Objective:
Can you transcribe every line exactly and leave the pictures behind?

Saved entries:
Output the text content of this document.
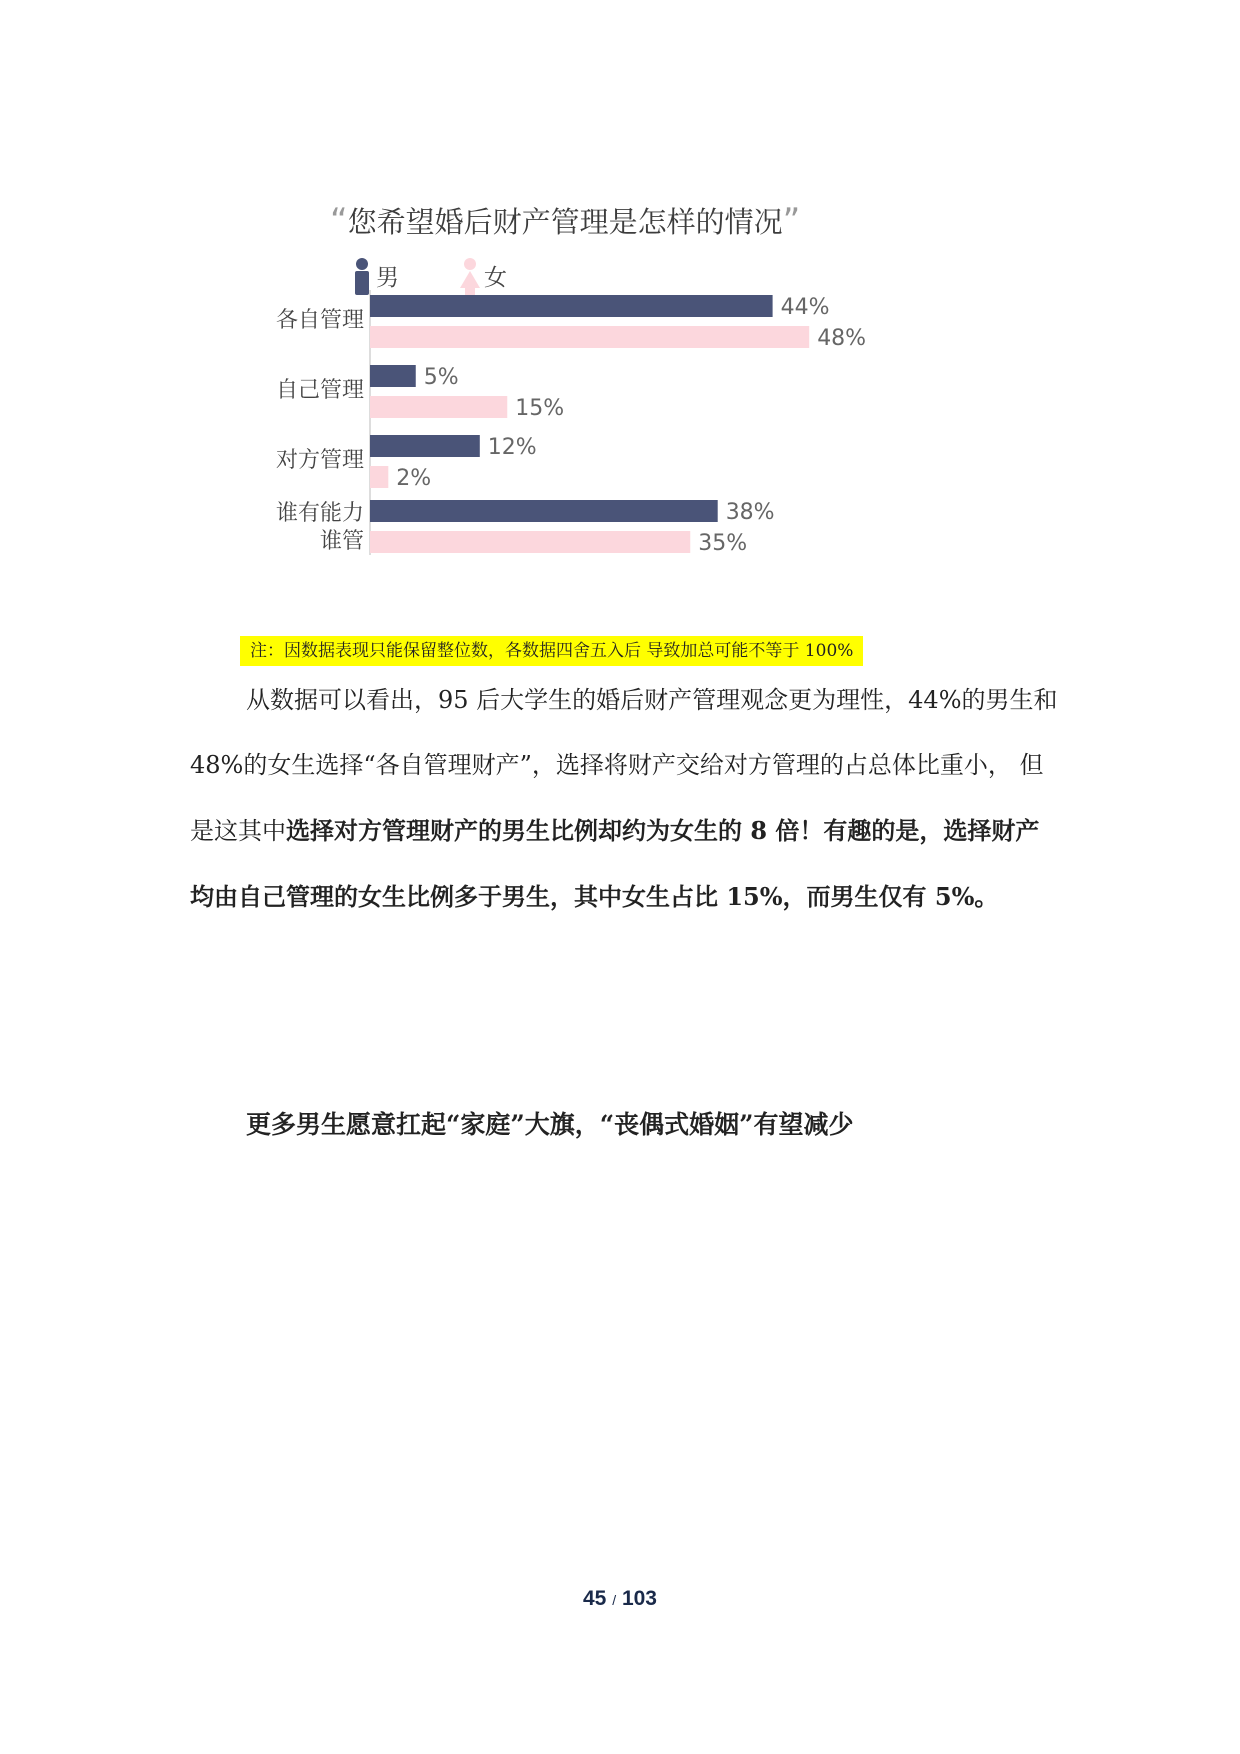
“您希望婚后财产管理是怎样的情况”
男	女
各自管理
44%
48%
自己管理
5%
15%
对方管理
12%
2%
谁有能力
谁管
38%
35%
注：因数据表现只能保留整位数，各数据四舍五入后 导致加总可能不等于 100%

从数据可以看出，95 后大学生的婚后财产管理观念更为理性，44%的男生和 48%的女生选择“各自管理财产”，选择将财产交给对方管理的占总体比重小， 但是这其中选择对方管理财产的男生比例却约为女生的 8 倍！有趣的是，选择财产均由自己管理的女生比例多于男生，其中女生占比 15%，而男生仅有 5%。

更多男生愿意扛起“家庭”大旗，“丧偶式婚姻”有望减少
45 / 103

Final answer:
Output the text content of this document.
“您希望婚后财产管理是怎样的情况”
男	女
各自管理
44%
48%
自己管理
5%
15%
对方管理
12%
2%
谁有能力
谁管
38%
35%
注：因数据表现只能保留整位数，各数据四舍五入后 导致加总可能不等于 100%

从数据可以看出，95 后大学生的婚后财产管理观念更为理性，44%的男生和 48%的女生选择“各自管理财产”，选择将财产交给对方管理的占总体比重小， 但是这其中选择对方管理财产的男生比例却约为女生的 8 倍！有趣的是，选择财产均由自己管理的女生比例多于男生，其中女生占比 15%，而男生仅有 5%。

更多男生愿意扛起“家庭”大旗，“丧偶式婚姻”有望减少
45 / 103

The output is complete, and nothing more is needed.